> [WORK REQUIRED]: Return every record verbatim.
------------------------------------
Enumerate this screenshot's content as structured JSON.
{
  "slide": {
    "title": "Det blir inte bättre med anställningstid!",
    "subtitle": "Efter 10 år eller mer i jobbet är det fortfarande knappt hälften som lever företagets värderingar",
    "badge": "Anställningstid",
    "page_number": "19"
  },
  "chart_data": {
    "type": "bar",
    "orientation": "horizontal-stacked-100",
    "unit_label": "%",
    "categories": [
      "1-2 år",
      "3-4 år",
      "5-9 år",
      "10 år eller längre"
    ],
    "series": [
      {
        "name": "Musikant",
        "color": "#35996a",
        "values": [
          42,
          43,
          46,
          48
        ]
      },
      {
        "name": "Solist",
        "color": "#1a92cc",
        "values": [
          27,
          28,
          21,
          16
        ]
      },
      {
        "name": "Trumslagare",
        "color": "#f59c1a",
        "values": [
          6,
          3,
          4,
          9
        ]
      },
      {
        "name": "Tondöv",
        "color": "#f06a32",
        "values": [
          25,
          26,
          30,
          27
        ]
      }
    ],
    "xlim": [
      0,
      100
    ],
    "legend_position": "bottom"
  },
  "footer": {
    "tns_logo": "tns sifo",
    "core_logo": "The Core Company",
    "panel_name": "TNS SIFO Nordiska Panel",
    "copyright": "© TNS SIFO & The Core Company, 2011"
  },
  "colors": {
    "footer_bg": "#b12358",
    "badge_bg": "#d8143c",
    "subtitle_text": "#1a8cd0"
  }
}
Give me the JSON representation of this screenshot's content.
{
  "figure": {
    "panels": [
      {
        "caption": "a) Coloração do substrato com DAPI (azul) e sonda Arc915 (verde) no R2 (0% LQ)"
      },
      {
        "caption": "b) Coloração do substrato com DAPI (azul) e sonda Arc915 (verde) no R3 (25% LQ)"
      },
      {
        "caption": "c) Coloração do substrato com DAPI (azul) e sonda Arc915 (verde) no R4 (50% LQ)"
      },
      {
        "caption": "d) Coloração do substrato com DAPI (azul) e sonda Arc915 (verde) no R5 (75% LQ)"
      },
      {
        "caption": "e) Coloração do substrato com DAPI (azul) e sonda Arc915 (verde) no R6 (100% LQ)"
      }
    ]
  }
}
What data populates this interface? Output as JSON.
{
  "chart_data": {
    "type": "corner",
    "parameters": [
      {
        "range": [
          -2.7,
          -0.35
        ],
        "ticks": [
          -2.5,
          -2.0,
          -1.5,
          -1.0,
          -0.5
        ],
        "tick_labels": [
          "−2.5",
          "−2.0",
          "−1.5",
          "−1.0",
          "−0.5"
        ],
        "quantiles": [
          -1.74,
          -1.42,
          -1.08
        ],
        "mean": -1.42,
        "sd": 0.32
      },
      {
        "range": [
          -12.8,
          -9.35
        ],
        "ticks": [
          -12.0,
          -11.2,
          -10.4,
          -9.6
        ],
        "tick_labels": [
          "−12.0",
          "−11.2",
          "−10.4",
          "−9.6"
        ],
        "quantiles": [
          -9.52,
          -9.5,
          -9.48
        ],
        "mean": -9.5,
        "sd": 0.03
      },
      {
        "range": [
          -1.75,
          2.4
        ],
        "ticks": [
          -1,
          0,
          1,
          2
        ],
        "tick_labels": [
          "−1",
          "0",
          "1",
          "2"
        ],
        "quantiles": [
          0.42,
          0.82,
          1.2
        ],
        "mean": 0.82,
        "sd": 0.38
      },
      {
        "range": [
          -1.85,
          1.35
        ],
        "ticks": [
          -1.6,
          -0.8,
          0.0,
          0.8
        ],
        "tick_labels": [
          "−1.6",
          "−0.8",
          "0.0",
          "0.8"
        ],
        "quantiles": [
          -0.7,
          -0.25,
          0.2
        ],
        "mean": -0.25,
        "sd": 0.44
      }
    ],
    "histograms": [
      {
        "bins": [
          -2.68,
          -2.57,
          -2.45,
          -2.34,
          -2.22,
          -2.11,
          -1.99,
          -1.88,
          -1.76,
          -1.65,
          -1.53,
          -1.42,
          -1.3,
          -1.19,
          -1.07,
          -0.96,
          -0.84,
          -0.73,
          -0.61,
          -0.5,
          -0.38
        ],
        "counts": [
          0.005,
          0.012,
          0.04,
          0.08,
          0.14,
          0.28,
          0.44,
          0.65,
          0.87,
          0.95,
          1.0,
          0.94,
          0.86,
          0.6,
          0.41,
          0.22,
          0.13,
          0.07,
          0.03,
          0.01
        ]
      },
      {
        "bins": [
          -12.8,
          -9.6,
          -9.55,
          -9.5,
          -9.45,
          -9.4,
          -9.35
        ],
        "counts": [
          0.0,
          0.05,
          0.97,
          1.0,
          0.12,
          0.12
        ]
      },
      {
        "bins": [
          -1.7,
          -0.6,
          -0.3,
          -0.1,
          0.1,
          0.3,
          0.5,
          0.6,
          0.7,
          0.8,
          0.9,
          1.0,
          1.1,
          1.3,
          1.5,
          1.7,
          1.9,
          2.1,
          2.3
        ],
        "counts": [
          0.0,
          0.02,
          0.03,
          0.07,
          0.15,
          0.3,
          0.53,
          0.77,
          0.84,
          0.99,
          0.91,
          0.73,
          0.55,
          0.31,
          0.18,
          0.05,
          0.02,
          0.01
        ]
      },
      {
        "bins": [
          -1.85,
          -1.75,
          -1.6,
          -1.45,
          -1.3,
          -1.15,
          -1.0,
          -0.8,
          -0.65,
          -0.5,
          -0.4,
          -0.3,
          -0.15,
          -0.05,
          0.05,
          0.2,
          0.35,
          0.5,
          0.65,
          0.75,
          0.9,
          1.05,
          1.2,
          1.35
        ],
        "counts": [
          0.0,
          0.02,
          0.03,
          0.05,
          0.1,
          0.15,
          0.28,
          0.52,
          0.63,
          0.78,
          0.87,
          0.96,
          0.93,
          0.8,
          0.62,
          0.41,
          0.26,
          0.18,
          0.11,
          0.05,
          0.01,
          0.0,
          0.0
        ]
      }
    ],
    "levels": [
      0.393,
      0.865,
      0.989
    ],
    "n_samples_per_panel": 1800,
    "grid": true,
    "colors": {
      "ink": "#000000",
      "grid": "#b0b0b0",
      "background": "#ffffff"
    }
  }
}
------------------------------------
> [WRITTEN ANSWER]:
Enumerate this screenshot's content as structured JSON.
{
  "slide": {
    "title": "Det blir inte bättre med anställningstid!",
    "subtitle": "Efter 10 år eller mer i jobbet är det fortfarande knappt hälften som lever företagets värderingar",
    "badge": "Anställningstid",
    "page_number": "19"
  },
  "chart_data": {
    "type": "bar",
    "orientation": "horizontal-stacked-100",
    "unit_label": "%",
    "categories": [
      "1-2 år",
      "3-4 år",
      "5-9 år",
      "10 år eller längre"
    ],
    "series": [
      {
        "name": "Musikant",
        "color": "#35996a",
        "values": [
          42,
          43,
          46,
          48
        ]
      },
      {
        "name": "Solist",
        "color": "#1a92cc",
        "values": [
          27,
          28,
          21,
          16
        ]
      },
      {
        "name": "Trumslagare",
        "color": "#f59c1a",
        "values": [
          6,
          3,
          4,
          9
        ]
      },
      {
        "name": "Tondöv",
        "color": "#f06a32",
        "values": [
          25,
          26,
          30,
          27
        ]
      }
    ],
    "xlim": [
      0,
      100
    ],
    "legend_position": "bottom"
  },
  "footer": {
    "tns_logo": "tns sifo",
    "core_logo": "The Core Company",
    "panel_name": "TNS SIFO Nordiska Panel",
    "copyright": "© TNS SIFO & The Core Company, 2011"
  },
  "colors": {
    "footer_bg": "#b12358",
    "badge_bg": "#d8143c",
    "subtitle_text": "#1a8cd0"
  }
}
Give me the JSON representation of this screenshot's content.
{
  "figure": {
    "panels": [
      {
        "caption": "a) Coloração do substrato com DAPI (azul) e sonda Arc915 (verde) no R2 (0% LQ)"
      },
      {
        "caption": "b) Coloração do substrato com DAPI (azul) e sonda Arc915 (verde) no R3 (25% LQ)"
      },
      {
        "caption": "c) Coloração do substrato com DAPI (azul) e sonda Arc915 (verde) no R4 (50% LQ)"
      },
      {
        "caption": "d) Coloração do substrato com DAPI (azul) e sonda Arc915 (verde) no R5 (75% LQ)"
      },
      {
        "caption": "e) Coloração do substrato com DAPI (azul) e sonda Arc915 (verde) no R6 (100% LQ)"
      }
    ]
  }
}
What data populates this interface? Output as JSON.
{
  "chart_data": {
    "type": "corner",
    "parameters": [
      {
        "range": [
          -2.7,
          -0.35
        ],
        "ticks": [
          -2.5,
          -2.0,
          -1.5,
          -1.0,
          -0.5
        ],
        "tick_labels": [
          "−2.5",
          "−2.0",
          "−1.5",
          "−1.0",
          "−0.5"
        ],
        "quantiles": [
          -1.74,
          -1.42,
          -1.08
        ],
        "mean": -1.42,
        "sd": 0.32
      },
      {
        "range": [
          -12.8,
          -9.35
        ],
        "ticks": [
          -12.0,
          -11.2,
          -10.4,
          -9.6
        ],
        "tick_labels": [
          "−12.0",
          "−11.2",
          "−10.4",
          "−9.6"
        ],
        "quantiles": [
          -9.52,
          -9.5,
          -9.48
        ],
        "mean": -9.5,
        "sd": 0.03
      },
      {
        "range": [
          -1.75,
          2.4
        ],
        "ticks": [
          -1,
          0,
          1,
          2
        ],
        "tick_labels": [
          "−1",
          "0",
          "1",
          "2"
        ],
        "quantiles": [
          0.42,
          0.82,
          1.2
        ],
        "mean": 0.82,
        "sd": 0.38
      },
      {
        "range": [
          -1.85,
          1.35
        ],
        "ticks": [
          -1.6,
          -0.8,
          0.0,
          0.8
        ],
        "tick_labels": [
          "−1.6",
          "−0.8",
          "0.0",
          "0.8"
        ],
        "quantiles": [
          -0.7,
          -0.25,
          0.2
        ],
        "mean": -0.25,
        "sd": 0.44
      }
    ],
    "histograms": [
      {
        "bins": [
          -2.68,
          -2.57,
          -2.45,
          -2.34,
          -2.22,
          -2.11,
          -1.99,
          -1.88,
          -1.76,
          -1.65,
          -1.53,
          -1.42,
          -1.3,
          -1.19,
          -1.07,
          -0.96,
          -0.84,
          -0.73,
          -0.61,
          -0.5,
          -0.38
        ],
        "counts": [
          0.005,
          0.012,
          0.04,
          0.08,
          0.14,
          0.28,
          0.44,
          0.65,
          0.87,
          0.95,
          1.0,
          0.94,
          0.86,
          0.6,
          0.41,
          0.22,
          0.13,
          0.07,
          0.03,
          0.01
        ]
      },
      {
        "bins": [
          -12.8,
          -9.6,
          -9.55,
          -9.5,
          -9.45,
          -9.4,
          -9.35
        ],
        "counts": [
          0.0,
          0.05,
          0.97,
          1.0,
          0.12,
          0.12
        ]
      },
      {
        "bins": [
          -1.7,
          -0.6,
          -0.3,
          -0.1,
          0.1,
          0.3,
          0.5,
          0.6,
          0.7,
          0.8,
          0.9,
          1.0,
          1.1,
          1.3,
          1.5,
          1.7,
          1.9,
          2.1,
          2.3
        ],
        "counts": [
          0.0,
          0.02,
          0.03,
          0.07,
          0.15,
          0.3,
          0.53,
          0.77,
          0.84,
          0.99,
          0.91,
          0.73,
          0.55,
          0.31,
          0.18,
          0.05,
          0.02,
          0.01
        ]
      },
      {
        "bins": [
          -1.85,
          -1.75,
          -1.6,
          -1.45,
          -1.3,
          -1.15,
          -1.0,
          -0.8,
          -0.65,
          -0.5,
          -0.4,
          -0.3,
          -0.15,
          -0.05,
          0.05,
          0.2,
          0.35,
          0.5,
          0.65,
          0.75,
          0.9,
          1.05,
          1.2,
          1.35
        ],
        "counts": [
          0.0,
          0.02,
          0.03,
          0.05,
          0.1,
          0.15,
          0.28,
          0.52,
          0.63,
          0.78,
          0.87,
          0.96,
          0.93,
          0.8,
          0.62,
          0.41,
          0.26,
          0.18,
          0.11,
          0.05,
          0.01,
          0.0,
          0.0
        ]
      }
    ],
    "levels": [
      0.393,
      0.865,
      0.989
    ],
    "n_samples_per_panel": 1800,
    "grid": true,
    "colors": {
      "ink": "#000000",
      "grid": "#b0b0b0",
      "background": "#ffffff"
    }
  }
}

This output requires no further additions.